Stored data
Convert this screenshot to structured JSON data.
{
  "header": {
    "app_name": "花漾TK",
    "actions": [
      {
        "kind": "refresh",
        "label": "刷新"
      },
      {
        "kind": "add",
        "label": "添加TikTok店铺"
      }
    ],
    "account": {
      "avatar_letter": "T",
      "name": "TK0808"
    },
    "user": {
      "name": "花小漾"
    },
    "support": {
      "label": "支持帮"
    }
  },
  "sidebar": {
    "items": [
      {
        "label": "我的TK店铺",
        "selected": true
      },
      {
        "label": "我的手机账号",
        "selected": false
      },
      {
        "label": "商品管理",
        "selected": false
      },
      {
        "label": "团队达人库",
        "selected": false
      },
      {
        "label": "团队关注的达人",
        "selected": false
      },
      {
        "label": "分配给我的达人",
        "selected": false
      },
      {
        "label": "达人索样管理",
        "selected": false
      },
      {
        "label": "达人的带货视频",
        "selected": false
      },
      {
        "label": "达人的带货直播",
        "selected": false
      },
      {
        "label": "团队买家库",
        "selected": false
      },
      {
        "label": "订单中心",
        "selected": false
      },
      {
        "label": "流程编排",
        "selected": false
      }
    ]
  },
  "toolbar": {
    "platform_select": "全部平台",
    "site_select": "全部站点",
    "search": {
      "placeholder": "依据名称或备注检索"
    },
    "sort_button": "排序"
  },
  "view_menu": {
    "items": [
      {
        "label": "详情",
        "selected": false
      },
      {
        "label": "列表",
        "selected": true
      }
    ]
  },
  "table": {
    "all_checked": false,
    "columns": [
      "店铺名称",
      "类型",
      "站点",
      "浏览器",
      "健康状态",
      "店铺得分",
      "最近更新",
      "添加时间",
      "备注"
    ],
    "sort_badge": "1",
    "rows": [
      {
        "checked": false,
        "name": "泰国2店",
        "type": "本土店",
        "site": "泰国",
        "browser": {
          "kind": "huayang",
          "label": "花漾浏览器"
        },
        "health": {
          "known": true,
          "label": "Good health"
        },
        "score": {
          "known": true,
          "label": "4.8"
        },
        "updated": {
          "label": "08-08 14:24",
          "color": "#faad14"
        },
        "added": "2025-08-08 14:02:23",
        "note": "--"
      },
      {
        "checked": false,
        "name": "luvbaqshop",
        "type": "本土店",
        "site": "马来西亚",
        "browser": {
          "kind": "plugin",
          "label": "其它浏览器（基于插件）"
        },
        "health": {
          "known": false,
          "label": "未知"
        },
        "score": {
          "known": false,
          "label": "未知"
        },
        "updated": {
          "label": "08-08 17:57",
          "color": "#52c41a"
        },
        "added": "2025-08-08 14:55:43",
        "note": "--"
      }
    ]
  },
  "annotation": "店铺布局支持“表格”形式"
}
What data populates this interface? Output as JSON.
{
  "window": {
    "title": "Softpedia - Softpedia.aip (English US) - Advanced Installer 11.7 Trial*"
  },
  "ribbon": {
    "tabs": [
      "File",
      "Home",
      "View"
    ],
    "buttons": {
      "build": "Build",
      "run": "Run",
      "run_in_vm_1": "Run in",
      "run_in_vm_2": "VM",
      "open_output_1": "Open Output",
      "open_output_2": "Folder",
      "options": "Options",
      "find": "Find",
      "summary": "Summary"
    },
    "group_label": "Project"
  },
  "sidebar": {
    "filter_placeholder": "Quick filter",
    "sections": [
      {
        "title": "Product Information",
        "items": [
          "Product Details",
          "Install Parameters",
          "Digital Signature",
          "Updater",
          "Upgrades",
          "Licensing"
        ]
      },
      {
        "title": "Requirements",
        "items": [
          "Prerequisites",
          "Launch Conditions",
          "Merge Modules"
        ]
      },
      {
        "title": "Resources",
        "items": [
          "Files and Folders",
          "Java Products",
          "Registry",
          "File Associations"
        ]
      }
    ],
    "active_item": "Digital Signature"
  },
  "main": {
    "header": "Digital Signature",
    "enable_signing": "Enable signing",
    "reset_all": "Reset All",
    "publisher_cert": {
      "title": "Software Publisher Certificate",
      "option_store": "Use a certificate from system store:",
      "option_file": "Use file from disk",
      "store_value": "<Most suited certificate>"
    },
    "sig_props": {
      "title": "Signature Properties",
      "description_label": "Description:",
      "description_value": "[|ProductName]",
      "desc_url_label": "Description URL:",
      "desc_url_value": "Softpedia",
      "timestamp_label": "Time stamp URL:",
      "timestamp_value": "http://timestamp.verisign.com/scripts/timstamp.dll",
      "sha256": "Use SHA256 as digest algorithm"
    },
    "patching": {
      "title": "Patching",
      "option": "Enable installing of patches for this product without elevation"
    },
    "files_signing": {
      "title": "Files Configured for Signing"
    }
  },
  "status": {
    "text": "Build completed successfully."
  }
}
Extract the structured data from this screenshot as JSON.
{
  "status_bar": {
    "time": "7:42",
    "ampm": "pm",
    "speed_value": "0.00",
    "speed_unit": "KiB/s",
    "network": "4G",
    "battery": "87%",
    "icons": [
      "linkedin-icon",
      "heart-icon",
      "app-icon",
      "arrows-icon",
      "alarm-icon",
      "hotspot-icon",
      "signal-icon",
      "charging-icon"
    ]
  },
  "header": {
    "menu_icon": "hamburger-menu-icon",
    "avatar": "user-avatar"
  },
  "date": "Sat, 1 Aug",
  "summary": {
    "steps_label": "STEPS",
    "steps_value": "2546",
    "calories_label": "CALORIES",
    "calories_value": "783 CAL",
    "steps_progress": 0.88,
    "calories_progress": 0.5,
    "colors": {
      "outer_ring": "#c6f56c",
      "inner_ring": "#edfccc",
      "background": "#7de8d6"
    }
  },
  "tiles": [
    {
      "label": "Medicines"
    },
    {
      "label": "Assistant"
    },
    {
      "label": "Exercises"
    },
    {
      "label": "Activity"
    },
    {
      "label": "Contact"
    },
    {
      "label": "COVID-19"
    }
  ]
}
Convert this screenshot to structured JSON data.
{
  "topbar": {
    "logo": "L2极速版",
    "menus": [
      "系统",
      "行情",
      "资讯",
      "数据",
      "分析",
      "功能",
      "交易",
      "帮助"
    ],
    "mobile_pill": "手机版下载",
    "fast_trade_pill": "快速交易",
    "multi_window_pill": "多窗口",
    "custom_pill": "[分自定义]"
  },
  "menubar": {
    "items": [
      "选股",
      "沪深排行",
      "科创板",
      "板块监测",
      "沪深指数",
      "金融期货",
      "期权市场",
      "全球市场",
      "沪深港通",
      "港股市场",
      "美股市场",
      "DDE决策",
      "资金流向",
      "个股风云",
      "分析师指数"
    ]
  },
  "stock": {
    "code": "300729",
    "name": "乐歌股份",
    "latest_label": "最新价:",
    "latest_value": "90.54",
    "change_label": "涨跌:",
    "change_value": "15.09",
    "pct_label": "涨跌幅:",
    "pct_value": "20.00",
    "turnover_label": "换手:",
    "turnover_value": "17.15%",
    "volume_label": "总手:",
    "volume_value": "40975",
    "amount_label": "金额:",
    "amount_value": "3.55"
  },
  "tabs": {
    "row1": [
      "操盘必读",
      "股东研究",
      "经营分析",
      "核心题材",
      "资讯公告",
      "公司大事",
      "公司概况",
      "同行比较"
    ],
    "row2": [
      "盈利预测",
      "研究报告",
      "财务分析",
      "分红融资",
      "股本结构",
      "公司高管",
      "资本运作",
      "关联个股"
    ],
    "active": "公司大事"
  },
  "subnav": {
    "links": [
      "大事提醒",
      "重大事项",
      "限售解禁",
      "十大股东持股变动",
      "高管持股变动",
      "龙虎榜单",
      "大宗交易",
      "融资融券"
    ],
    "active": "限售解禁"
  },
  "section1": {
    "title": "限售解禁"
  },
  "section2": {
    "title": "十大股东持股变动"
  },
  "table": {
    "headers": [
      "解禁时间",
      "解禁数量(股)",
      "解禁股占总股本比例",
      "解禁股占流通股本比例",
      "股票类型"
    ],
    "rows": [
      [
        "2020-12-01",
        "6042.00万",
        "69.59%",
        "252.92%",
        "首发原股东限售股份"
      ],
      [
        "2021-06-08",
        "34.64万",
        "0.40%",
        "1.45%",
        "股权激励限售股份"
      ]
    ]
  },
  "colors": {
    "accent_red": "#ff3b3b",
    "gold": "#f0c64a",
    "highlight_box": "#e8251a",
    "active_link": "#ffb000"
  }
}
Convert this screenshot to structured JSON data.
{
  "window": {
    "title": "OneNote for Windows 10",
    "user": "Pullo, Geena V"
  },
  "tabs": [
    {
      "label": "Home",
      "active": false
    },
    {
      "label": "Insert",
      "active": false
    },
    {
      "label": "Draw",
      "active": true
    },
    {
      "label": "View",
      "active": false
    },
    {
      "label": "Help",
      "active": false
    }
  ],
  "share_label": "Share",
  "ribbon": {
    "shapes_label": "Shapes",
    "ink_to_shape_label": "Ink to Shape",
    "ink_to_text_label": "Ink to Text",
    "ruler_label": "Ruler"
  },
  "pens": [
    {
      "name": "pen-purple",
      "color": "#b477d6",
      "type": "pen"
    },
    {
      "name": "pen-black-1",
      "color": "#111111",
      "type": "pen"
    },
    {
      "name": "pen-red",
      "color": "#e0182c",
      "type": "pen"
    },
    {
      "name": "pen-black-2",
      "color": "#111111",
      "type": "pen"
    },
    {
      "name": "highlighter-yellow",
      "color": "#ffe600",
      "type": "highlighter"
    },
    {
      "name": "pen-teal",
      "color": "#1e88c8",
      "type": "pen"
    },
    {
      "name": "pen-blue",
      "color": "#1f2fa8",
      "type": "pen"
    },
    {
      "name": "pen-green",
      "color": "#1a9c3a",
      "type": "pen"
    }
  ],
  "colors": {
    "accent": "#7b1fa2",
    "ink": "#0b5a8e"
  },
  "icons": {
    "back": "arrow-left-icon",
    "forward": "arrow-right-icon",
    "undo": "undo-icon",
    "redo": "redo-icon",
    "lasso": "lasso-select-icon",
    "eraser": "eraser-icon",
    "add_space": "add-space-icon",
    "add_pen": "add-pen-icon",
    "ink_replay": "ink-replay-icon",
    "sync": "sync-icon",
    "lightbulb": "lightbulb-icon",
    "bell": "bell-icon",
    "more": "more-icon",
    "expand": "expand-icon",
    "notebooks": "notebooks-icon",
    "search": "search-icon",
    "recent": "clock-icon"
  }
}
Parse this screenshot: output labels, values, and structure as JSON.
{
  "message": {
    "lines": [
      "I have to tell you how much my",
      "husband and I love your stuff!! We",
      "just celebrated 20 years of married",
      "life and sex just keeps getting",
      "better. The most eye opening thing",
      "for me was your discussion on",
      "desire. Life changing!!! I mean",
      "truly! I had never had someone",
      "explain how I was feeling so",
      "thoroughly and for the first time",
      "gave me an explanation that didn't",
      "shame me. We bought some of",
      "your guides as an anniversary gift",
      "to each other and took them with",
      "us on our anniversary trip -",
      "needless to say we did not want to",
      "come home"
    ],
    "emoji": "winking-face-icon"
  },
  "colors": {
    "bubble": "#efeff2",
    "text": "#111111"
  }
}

TASK INSTRUCTIONS:
Scan the records above for the string "highlighter", then select every line that holds it.

CORRECT RESULT:
      "name": "highlighter-yellow",
      "type": "highlighter"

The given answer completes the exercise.